# [Dataset records]
-------

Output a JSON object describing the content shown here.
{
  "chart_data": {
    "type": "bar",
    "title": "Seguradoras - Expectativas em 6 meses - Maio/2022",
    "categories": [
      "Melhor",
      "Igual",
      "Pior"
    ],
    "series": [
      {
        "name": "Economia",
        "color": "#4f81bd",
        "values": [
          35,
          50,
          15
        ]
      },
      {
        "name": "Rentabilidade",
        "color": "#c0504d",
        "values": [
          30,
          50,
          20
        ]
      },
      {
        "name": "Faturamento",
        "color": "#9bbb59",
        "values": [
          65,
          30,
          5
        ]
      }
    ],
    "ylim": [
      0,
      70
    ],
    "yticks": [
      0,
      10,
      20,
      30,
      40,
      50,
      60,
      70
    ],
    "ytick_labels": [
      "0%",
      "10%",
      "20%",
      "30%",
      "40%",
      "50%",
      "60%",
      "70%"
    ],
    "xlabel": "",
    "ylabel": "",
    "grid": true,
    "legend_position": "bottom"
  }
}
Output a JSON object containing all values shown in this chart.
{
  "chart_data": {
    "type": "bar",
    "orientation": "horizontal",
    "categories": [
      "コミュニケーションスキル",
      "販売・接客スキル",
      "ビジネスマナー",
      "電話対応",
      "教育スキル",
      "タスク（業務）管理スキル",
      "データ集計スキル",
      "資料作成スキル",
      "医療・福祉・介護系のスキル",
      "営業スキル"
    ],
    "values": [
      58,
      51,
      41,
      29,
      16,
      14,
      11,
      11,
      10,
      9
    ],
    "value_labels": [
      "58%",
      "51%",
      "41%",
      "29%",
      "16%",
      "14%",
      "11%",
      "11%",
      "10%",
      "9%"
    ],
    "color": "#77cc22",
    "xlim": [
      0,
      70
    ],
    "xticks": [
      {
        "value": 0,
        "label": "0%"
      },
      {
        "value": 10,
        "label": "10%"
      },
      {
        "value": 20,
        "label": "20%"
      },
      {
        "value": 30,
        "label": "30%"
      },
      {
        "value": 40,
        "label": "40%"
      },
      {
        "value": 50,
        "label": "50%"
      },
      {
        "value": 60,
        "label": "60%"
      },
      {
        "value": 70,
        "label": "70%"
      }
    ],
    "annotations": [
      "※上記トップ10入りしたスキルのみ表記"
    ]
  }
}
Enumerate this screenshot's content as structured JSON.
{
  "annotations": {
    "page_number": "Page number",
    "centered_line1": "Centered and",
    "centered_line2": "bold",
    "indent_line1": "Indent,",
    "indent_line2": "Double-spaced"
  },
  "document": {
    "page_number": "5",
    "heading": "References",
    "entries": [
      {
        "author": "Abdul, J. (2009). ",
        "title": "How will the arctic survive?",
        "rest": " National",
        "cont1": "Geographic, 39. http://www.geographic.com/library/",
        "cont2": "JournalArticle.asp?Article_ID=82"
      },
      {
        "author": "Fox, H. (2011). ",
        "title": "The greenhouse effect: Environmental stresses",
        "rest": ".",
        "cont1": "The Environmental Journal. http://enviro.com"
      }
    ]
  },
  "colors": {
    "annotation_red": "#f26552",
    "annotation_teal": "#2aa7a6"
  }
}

-------

# [Job]
Extract all lines from the data in which "this" is found.

# [Expected output]
Output a JSON object containing all values shown in this chart.
Enumerate this screenshot's content as structured JSON.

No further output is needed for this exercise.